__Dataset entries on figures__.
■ ■ ■ ■

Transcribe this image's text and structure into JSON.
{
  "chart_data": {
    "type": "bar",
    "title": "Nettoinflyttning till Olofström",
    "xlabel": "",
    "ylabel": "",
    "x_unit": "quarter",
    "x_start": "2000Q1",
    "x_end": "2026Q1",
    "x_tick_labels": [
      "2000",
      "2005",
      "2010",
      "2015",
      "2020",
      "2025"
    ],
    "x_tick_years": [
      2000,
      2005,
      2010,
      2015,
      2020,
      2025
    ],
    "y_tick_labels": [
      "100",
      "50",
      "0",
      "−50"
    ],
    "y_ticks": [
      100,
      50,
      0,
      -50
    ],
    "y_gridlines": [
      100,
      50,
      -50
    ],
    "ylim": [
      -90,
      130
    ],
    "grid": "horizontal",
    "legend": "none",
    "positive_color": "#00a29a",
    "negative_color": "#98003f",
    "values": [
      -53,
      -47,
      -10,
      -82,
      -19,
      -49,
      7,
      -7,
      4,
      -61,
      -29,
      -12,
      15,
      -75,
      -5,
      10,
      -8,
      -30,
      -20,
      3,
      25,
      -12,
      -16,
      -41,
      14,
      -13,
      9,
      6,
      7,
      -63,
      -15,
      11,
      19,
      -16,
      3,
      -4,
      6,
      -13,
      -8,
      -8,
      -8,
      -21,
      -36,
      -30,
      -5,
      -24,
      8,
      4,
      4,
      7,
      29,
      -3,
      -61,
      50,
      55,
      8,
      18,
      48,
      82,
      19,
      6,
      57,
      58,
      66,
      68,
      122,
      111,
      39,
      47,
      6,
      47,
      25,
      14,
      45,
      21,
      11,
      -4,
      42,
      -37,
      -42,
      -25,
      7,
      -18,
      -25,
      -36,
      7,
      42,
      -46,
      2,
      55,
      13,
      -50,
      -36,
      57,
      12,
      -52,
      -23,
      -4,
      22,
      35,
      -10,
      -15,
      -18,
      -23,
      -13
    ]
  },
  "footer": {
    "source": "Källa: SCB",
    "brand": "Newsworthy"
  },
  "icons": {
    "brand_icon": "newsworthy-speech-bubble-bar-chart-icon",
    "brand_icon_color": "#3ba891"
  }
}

■ ■ ■ ■

__STATED GOAL__. Recopy the whole listing exactly.

__TASK RESPONSE__.
Transcribe this image's text and structure into JSON.
{
  "chart_data": {
    "type": "bar",
    "title": "Nettoinflyttning till Olofström",
    "xlabel": "",
    "ylabel": "",
    "x_unit": "quarter",
    "x_start": "2000Q1",
    "x_end": "2026Q1",
    "x_tick_labels": [
      "2000",
      "2005",
      "2010",
      "2015",
      "2020",
      "2025"
    ],
    "x_tick_years": [
      2000,
      2005,
      2010,
      2015,
      2020,
      2025
    ],
    "y_tick_labels": [
      "100",
      "50",
      "0",
      "−50"
    ],
    "y_ticks": [
      100,
      50,
      0,
      -50
    ],
    "y_gridlines": [
      100,
      50,
      -50
    ],
    "ylim": [
      -90,
      130
    ],
    "grid": "horizontal",
    "legend": "none",
    "positive_color": "#00a29a",
    "negative_color": "#98003f",
    "values": [
      -53,
      -47,
      -10,
      -82,
      -19,
      -49,
      7,
      -7,
      4,
      -61,
      -29,
      -12,
      15,
      -75,
      -5,
      10,
      -8,
      -30,
      -20,
      3,
      25,
      -12,
      -16,
      -41,
      14,
      -13,
      9,
      6,
      7,
      -63,
      -15,
      11,
      19,
      -16,
      3,
      -4,
      6,
      -13,
      -8,
      -8,
      -8,
      -21,
      -36,
      -30,
      -5,
      -24,
      8,
      4,
      4,
      7,
      29,
      -3,
      -61,
      50,
      55,
      8,
      18,
      48,
      82,
      19,
      6,
      57,
      58,
      66,
      68,
      122,
      111,
      39,
      47,
      6,
      47,
      25,
      14,
      45,
      21,
      11,
      -4,
      42,
      -37,
      -42,
      -25,
      7,
      -18,
      -25,
      -36,
      7,
      42,
      -46,
      2,
      55,
      13,
      -50,
      -36,
      57,
      12,
      -52,
      -23,
      -4,
      22,
      35,
      -10,
      -15,
      -18,
      -23,
      -13
    ]
  },
  "footer": {
    "source": "Källa: SCB",
    "brand": "Newsworthy"
  },
  "icons": {
    "brand_icon": "newsworthy-speech-bubble-bar-chart-icon",
    "brand_icon_color": "#3ba891"
  }
}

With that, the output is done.